> Job
Return the lines below exactly, starting with the line that contains "Type out the text in this image." and stopping after the last line.

(Records from a collection)
_ _ _ _ _
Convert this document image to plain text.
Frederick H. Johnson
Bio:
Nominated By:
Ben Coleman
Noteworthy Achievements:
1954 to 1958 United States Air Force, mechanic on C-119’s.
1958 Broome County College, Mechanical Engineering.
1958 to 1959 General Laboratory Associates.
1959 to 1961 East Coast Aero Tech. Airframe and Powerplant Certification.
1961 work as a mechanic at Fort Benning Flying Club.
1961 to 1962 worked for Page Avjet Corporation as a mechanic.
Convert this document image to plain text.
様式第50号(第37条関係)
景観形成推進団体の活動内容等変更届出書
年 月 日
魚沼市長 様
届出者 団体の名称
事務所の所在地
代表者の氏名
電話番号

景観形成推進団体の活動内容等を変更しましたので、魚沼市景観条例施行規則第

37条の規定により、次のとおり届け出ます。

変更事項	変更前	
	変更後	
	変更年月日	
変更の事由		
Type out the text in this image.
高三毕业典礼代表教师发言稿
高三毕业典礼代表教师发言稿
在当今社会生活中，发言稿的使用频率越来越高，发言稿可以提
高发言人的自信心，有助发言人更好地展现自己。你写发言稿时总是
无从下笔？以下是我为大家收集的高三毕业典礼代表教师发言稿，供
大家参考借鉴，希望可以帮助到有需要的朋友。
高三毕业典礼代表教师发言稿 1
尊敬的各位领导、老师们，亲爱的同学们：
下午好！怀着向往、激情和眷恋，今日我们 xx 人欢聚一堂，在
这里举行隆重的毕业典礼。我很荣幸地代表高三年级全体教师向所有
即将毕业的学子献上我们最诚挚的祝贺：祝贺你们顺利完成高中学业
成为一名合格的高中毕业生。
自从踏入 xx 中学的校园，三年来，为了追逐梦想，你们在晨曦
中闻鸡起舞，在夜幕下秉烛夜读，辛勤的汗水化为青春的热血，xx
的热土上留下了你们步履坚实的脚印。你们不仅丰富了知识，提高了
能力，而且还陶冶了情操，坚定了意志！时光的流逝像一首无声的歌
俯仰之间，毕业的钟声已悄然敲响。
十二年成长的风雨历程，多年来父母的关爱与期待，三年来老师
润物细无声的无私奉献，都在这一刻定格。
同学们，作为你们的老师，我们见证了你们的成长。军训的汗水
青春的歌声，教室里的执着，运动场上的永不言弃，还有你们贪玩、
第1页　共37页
_ _ _ _ _
> Output of the exercise
Type out the text in this image.
高三毕业典礼代表教师发言稿
高三毕业典礼代表教师发言稿
在当今社会生活中，发言稿的使用频率越来越高，发言稿可以提
高发言人的自信心，有助发言人更好地展现自己。你写发言稿时总是
无从下笔？以下是我为大家收集的高三毕业典礼代表教师发言稿，供
大家参考借鉴，希望可以帮助到有需要的朋友。
高三毕业典礼代表教师发言稿 1
尊敬的各位领导、老师们，亲爱的同学们：
下午好！怀着向往、激情和眷恋，今日我们 xx 人欢聚一堂，在
这里举行隆重的毕业典礼。我很荣幸地代表高三年级全体教师向所有
即将毕业的学子献上我们最诚挚的祝贺：祝贺你们顺利完成高中学业
成为一名合格的高中毕业生。
自从踏入 xx 中学的校园，三年来，为了追逐梦想，你们在晨曦
中闻鸡起舞，在夜幕下秉烛夜读，辛勤的汗水化为青春的热血，xx
的热土上留下了你们步履坚实的脚印。你们不仅丰富了知识，提高了
能力，而且还陶冶了情操，坚定了意志！时光的流逝像一首无声的歌
俯仰之间，毕业的钟声已悄然敲响。
十二年成长的风雨历程，多年来父母的关爱与期待，三年来老师
润物细无声的无私奉献，都在这一刻定格。
同学们，作为你们的老师，我们见证了你们的成长。军训的汗水
青春的歌声，教室里的执着，运动场上的永不言弃，还有你们贪玩、
第1页　共37页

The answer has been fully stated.